-- Begin Input rows --
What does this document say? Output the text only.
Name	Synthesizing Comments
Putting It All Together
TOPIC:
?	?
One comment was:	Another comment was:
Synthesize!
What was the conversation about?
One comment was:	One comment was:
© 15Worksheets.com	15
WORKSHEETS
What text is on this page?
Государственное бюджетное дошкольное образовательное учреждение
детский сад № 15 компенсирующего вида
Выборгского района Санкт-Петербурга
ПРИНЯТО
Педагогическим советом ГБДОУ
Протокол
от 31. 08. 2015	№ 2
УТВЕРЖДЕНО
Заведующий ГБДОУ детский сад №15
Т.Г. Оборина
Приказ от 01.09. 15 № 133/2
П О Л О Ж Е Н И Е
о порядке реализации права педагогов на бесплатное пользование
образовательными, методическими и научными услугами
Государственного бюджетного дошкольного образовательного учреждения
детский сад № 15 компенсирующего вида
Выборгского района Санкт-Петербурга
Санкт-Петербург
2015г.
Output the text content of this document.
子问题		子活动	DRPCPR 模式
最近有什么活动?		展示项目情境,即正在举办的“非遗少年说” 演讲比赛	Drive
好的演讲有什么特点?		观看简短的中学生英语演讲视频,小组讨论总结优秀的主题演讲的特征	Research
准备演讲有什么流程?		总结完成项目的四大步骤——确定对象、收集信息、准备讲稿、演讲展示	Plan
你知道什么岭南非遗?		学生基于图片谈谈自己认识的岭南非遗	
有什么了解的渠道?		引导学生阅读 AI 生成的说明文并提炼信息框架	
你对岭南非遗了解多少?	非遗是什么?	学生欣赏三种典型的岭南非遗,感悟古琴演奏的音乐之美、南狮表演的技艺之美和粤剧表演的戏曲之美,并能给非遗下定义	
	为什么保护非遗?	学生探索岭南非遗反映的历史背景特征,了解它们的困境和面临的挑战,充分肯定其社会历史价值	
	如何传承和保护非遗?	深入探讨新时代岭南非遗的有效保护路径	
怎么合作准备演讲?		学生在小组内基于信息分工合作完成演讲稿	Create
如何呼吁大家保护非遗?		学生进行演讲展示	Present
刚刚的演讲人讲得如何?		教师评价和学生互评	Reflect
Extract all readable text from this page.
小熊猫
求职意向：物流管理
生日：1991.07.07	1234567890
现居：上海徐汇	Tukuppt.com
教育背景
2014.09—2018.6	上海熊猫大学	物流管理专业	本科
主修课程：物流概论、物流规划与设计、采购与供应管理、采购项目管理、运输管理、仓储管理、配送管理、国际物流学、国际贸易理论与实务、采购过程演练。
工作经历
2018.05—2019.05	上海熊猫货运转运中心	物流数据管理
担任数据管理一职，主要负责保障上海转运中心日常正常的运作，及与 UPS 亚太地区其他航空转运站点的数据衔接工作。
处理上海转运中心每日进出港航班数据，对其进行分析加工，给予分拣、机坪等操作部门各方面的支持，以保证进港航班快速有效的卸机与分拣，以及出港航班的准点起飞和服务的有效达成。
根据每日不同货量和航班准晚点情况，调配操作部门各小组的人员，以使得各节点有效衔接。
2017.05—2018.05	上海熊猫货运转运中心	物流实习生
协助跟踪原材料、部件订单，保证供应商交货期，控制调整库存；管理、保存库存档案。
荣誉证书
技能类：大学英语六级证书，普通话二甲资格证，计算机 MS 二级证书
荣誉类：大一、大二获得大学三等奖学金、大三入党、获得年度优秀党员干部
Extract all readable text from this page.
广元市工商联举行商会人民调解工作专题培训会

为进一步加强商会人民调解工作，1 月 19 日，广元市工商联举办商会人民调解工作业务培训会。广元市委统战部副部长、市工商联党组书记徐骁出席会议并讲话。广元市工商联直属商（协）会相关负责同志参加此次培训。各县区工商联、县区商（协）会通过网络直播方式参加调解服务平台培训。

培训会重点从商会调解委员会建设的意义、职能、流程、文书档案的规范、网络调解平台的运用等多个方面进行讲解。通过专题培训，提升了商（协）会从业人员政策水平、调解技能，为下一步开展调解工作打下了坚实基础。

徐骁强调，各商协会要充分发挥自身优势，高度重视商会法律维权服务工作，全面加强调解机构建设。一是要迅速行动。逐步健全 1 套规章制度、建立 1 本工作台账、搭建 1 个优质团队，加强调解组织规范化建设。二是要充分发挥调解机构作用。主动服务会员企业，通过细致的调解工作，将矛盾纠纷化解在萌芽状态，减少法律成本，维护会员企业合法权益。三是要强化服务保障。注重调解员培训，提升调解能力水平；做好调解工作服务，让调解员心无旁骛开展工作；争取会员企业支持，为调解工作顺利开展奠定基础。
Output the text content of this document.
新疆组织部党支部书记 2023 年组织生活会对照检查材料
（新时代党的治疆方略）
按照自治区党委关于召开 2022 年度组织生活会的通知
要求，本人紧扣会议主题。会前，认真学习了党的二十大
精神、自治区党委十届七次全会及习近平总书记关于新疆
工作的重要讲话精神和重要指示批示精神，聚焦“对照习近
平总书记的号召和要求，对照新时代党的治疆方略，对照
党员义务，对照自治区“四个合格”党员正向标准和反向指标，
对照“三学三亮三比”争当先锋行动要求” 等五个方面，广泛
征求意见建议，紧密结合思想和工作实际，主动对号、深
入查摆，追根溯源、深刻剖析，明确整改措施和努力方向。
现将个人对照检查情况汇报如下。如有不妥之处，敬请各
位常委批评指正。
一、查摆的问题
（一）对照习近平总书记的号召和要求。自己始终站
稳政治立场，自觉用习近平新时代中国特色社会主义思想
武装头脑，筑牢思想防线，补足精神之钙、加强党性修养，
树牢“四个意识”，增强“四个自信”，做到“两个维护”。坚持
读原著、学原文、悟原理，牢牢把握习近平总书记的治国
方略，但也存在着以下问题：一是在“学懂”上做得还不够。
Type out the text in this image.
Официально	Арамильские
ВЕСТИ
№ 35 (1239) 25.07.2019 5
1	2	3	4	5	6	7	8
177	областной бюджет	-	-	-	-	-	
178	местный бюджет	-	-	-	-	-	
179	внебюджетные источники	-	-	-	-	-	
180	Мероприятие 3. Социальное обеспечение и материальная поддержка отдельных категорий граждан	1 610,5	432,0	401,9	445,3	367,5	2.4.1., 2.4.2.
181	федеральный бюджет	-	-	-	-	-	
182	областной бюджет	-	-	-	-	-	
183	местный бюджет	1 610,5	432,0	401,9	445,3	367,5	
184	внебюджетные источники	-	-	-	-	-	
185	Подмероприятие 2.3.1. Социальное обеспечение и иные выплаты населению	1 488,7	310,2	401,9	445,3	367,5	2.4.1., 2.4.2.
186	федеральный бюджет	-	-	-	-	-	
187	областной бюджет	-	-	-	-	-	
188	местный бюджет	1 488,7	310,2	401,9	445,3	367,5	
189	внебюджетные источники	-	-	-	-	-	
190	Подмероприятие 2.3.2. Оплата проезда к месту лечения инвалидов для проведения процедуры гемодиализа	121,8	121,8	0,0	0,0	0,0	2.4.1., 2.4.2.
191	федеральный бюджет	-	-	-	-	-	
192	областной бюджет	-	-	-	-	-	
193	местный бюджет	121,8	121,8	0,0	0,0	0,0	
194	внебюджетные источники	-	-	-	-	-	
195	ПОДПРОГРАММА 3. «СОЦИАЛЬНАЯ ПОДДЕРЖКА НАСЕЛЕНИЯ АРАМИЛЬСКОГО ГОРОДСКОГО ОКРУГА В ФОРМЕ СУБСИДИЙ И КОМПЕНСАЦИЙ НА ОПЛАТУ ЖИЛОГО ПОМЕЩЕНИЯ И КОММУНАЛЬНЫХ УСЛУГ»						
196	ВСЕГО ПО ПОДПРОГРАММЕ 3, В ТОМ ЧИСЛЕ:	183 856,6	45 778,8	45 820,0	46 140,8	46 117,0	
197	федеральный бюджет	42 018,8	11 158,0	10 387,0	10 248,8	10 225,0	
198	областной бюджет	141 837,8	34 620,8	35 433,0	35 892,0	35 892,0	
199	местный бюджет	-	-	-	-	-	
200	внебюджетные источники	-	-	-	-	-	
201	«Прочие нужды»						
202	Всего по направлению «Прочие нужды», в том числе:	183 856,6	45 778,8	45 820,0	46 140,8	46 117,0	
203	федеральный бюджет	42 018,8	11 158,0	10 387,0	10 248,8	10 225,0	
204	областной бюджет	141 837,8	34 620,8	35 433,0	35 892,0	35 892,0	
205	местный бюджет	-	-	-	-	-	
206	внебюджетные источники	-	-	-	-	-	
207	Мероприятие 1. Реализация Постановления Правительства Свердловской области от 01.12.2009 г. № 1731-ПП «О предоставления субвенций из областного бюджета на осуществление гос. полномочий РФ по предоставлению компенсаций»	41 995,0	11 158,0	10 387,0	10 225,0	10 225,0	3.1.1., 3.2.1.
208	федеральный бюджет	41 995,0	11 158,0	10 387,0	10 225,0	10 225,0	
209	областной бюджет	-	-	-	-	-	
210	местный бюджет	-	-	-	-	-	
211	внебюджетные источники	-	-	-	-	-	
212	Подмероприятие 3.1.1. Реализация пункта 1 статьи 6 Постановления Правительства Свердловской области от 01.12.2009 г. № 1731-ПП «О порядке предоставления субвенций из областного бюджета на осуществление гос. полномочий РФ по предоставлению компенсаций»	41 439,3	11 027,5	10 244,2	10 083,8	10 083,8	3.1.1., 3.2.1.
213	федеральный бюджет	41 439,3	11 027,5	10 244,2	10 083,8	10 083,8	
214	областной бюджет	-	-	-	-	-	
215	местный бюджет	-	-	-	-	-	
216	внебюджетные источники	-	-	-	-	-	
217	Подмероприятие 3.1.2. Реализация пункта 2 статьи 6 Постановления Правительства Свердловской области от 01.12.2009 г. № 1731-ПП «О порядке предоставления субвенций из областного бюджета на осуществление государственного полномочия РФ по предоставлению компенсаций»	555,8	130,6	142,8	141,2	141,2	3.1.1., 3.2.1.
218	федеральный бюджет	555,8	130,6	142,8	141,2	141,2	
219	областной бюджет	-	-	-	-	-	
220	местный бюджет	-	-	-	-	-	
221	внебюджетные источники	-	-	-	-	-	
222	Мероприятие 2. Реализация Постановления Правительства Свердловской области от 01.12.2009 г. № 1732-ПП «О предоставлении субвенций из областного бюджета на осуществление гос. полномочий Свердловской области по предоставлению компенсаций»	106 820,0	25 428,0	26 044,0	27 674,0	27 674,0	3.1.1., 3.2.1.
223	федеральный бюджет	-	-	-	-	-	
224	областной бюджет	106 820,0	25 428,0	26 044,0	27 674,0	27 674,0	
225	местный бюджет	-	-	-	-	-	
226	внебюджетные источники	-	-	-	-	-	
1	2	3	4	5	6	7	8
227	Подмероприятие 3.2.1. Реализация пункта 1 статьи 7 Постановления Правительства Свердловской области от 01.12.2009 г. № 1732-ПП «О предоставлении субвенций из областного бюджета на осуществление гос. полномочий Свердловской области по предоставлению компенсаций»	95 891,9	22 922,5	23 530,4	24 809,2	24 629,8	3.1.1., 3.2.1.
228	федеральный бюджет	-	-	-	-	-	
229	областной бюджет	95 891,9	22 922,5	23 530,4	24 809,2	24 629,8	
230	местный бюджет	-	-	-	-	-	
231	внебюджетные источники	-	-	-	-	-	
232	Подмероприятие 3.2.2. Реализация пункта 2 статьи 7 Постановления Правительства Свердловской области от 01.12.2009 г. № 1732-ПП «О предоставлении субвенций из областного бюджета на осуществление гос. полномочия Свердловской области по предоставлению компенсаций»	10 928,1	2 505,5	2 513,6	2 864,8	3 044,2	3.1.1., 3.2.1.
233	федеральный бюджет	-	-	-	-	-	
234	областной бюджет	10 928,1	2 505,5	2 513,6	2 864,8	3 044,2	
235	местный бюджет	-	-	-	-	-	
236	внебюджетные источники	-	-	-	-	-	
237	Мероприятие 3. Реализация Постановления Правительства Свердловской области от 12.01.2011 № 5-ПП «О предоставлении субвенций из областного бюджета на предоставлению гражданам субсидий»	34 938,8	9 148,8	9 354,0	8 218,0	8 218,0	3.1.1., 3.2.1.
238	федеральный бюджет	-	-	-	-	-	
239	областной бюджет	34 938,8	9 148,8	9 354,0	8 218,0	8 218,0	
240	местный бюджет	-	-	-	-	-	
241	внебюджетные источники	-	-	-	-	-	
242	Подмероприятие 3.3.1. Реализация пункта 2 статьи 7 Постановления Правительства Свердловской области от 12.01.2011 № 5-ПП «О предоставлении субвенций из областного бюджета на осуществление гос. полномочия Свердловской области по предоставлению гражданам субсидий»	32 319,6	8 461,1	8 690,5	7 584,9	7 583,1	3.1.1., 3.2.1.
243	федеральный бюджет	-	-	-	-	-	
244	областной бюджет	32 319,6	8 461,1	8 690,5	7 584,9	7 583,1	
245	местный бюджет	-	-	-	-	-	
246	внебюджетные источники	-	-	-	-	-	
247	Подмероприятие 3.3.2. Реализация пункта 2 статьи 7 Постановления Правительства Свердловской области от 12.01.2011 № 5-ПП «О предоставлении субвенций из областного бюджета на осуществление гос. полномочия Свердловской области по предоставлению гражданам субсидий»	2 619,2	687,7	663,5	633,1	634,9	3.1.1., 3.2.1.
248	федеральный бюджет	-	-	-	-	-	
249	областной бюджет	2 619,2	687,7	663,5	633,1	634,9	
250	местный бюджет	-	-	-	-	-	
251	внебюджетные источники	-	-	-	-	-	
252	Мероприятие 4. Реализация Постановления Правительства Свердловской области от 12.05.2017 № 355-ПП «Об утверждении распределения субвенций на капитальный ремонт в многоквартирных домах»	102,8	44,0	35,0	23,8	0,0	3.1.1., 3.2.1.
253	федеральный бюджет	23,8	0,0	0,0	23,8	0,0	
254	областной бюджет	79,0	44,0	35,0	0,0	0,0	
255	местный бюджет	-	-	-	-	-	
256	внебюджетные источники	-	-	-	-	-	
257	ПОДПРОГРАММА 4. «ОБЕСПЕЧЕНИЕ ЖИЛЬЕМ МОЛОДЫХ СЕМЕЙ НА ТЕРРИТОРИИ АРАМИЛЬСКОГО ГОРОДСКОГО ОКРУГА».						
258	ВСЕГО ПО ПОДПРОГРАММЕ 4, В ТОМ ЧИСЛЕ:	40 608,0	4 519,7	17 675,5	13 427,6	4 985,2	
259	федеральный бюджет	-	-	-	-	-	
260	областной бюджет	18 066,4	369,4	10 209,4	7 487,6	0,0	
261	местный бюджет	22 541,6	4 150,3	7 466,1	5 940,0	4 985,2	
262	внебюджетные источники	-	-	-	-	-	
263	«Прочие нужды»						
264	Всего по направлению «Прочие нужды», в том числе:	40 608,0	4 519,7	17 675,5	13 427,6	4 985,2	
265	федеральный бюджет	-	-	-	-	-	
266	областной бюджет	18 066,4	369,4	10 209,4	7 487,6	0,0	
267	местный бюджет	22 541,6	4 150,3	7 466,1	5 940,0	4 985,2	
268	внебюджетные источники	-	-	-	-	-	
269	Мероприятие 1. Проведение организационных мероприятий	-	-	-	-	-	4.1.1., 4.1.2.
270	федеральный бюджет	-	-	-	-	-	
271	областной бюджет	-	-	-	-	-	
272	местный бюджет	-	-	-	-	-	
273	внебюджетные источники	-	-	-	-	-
-- End Input rows --
Across the entries, how many lines contain "направлению"? Reply with the number only.

2